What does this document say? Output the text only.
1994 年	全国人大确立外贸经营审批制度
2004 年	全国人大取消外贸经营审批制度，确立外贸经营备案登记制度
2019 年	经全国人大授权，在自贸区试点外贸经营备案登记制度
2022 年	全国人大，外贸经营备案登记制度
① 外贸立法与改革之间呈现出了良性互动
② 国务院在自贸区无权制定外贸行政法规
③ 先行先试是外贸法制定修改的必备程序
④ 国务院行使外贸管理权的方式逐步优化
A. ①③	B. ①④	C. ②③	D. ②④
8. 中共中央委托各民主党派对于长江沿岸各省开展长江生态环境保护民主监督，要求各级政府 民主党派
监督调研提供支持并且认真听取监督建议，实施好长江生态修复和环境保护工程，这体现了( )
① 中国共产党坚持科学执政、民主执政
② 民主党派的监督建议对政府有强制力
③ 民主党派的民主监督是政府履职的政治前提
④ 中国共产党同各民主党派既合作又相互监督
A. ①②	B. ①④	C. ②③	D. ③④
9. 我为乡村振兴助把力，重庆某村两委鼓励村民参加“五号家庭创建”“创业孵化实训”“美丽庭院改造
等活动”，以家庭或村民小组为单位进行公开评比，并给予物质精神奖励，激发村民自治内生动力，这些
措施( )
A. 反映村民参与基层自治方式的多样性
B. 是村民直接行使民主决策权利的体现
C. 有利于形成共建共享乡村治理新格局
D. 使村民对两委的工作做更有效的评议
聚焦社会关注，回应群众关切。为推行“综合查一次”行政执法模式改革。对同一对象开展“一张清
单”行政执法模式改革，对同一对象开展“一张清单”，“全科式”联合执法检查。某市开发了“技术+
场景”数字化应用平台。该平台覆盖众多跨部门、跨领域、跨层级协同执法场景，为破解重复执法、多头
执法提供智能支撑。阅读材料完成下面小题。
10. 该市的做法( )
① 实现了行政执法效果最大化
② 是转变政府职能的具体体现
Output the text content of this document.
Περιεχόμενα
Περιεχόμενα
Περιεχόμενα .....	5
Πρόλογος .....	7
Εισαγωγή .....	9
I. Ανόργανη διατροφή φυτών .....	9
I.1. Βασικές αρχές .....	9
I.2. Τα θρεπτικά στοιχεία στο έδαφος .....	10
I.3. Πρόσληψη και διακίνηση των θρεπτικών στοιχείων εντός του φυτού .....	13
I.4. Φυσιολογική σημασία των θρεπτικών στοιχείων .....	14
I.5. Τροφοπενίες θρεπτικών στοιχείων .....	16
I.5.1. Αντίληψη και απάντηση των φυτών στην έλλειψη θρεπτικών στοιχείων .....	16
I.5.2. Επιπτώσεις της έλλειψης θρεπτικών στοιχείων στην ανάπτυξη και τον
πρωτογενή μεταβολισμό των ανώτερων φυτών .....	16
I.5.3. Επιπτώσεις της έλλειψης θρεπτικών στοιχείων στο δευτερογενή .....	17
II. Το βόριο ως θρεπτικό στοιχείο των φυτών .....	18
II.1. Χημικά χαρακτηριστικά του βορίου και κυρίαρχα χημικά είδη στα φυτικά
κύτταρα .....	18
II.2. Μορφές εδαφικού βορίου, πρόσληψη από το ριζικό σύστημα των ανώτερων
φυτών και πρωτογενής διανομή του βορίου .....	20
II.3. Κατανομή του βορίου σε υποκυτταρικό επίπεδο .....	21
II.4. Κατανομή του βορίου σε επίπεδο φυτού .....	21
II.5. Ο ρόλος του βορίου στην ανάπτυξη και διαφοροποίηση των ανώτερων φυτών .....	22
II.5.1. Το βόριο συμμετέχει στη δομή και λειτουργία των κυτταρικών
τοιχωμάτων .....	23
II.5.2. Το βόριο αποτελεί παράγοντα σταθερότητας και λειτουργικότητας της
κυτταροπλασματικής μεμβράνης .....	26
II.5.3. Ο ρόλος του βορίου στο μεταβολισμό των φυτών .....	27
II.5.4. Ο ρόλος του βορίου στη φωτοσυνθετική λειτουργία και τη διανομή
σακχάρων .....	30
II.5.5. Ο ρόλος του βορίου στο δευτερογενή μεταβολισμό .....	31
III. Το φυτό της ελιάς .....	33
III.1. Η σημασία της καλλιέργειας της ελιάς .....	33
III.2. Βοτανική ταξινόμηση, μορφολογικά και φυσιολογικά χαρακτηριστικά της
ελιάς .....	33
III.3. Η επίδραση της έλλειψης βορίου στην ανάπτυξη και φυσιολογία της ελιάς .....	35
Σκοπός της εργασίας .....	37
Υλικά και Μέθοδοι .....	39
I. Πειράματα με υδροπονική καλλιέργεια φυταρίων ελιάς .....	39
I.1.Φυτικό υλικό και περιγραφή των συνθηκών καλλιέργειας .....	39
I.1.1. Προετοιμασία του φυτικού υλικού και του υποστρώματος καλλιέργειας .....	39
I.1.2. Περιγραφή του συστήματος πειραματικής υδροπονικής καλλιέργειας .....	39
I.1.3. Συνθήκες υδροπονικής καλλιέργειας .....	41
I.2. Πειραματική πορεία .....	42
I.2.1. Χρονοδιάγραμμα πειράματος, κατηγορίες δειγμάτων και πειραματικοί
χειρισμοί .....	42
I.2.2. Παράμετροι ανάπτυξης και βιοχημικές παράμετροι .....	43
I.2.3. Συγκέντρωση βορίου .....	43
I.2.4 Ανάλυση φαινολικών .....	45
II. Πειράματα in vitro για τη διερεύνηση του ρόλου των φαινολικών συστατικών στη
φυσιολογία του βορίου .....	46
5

================

Copy each line of the data above without altering a single character.

● **RESPONSE**:
What does this document say? Output the text only.
1994 年	全国人大确立外贸经营审批制度
2004 年	全国人大取消外贸经营审批制度，确立外贸经营备案登记制度
2019 年	经全国人大授权，在自贸区试点外贸经营备案登记制度
2022 年	全国人大，外贸经营备案登记制度
① 外贸立法与改革之间呈现出了良性互动
② 国务院在自贸区无权制定外贸行政法规
③ 先行先试是外贸法制定修改的必备程序
④ 国务院行使外贸管理权的方式逐步优化
A. ①③	B. ①④	C. ②③	D. ②④
8. 中共中央委托各民主党派对于长江沿岸各省开展长江生态环境保护民主监督，要求各级政府 民主党派
监督调研提供支持并且认真听取监督建议，实施好长江生态修复和环境保护工程，这体现了( )
① 中国共产党坚持科学执政、民主执政
② 民主党派的监督建议对政府有强制力
③ 民主党派的民主监督是政府履职的政治前提
④ 中国共产党同各民主党派既合作又相互监督
A. ①②	B. ①④	C. ②③	D. ③④
9. 我为乡村振兴助把力，重庆某村两委鼓励村民参加“五号家庭创建”“创业孵化实训”“美丽庭院改造
等活动”，以家庭或村民小组为单位进行公开评比，并给予物质精神奖励，激发村民自治内生动力，这些
措施( )
A. 反映村民参与基层自治方式的多样性
B. 是村民直接行使民主决策权利的体现
C. 有利于形成共建共享乡村治理新格局
D. 使村民对两委的工作做更有效的评议
聚焦社会关注，回应群众关切。为推行“综合查一次”行政执法模式改革。对同一对象开展“一张清
单”行政执法模式改革，对同一对象开展“一张清单”，“全科式”联合执法检查。某市开发了“技术+
场景”数字化应用平台。该平台覆盖众多跨部门、跨领域、跨层级协同执法场景，为破解重复执法、多头
执法提供智能支撑。阅读材料完成下面小题。
10. 该市的做法( )
① 实现了行政执法效果最大化
② 是转变政府职能的具体体现
Output the text content of this document.
Περιεχόμενα
Περιεχόμενα
Περιεχόμενα .....	5
Πρόλογος .....	7
Εισαγωγή .....	9
I. Ανόργανη διατροφή φυτών .....	9
I.1. Βασικές αρχές .....	9
I.2. Τα θρεπτικά στοιχεία στο έδαφος .....	10
I.3. Πρόσληψη και διακίνηση των θρεπτικών στοιχείων εντός του φυτού .....	13
I.4. Φυσιολογική σημασία των θρεπτικών στοιχείων .....	14
I.5. Τροφοπενίες θρεπτικών στοιχείων .....	16
I.5.1. Αντίληψη και απάντηση των φυτών στην έλλειψη θρεπτικών στοιχείων .....	16
I.5.2. Επιπτώσεις της έλλειψης θρεπτικών στοιχείων στην ανάπτυξη και τον
πρωτογενή μεταβολισμό των ανώτερων φυτών .....	16
I.5.3. Επιπτώσεις της έλλειψης θρεπτικών στοιχείων στο δευτερογενή .....	17
II. Το βόριο ως θρεπτικό στοιχείο των φυτών .....	18
II.1. Χημικά χαρακτηριστικά του βορίου και κυρίαρχα χημικά είδη στα φυτικά
κύτταρα .....	18
II.2. Μορφές εδαφικού βορίου, πρόσληψη από το ριζικό σύστημα των ανώτερων
φυτών και πρωτογενής διανομή του βορίου .....	20
II.3. Κατανομή του βορίου σε υποκυτταρικό επίπεδο .....	21
II.4. Κατανομή του βορίου σε επίπεδο φυτού .....	21
II.5. Ο ρόλος του βορίου στην ανάπτυξη και διαφοροποίηση των ανώτερων φυτών .....	22
II.5.1. Το βόριο συμμετέχει στη δομή και λειτουργία των κυτταρικών
τοιχωμάτων .....	23
II.5.2. Το βόριο αποτελεί παράγοντα σταθερότητας και λειτουργικότητας της
κυτταροπλασματικής μεμβράνης .....	26
II.5.3. Ο ρόλος του βορίου στο μεταβολισμό των φυτών .....	27
II.5.4. Ο ρόλος του βορίου στη φωτοσυνθετική λειτουργία και τη διανομή
σακχάρων .....	30
II.5.5. Ο ρόλος του βορίου στο δευτερογενή μεταβολισμό .....	31
III. Το φυτό της ελιάς .....	33
III.1. Η σημασία της καλλιέργειας της ελιάς .....	33
III.2. Βοτανική ταξινόμηση, μορφολογικά και φυσιολογικά χαρακτηριστικά της
ελιάς .....	33
III.3. Η επίδραση της έλλειψης βορίου στην ανάπτυξη και φυσιολογία της ελιάς .....	35
Σκοπός της εργασίας .....	37
Υλικά και Μέθοδοι .....	39
I. Πειράματα με υδροπονική καλλιέργεια φυταρίων ελιάς .....	39
I.1.Φυτικό υλικό και περιγραφή των συνθηκών καλλιέργειας .....	39
I.1.1. Προετοιμασία του φυτικού υλικού και του υποστρώματος καλλιέργειας .....	39
I.1.2. Περιγραφή του συστήματος πειραματικής υδροπονικής καλλιέργειας .....	39
I.1.3. Συνθήκες υδροπονικής καλλιέργειας .....	41
I.2. Πειραματική πορεία .....	42
I.2.1. Χρονοδιάγραμμα πειράματος, κατηγορίες δειγμάτων και πειραματικοί
χειρισμοί .....	42
I.2.2. Παράμετροι ανάπτυξης και βιοχημικές παράμετροι .....	43
I.2.3. Συγκέντρωση βορίου .....	43
I.2.4 Ανάλυση φαινολικών .....	45
II. Πειράματα in vitro για τη διερεύνηση του ρόλου των φαινολικών συστατικών στη
φυσιολογία του βορίου .....	46
5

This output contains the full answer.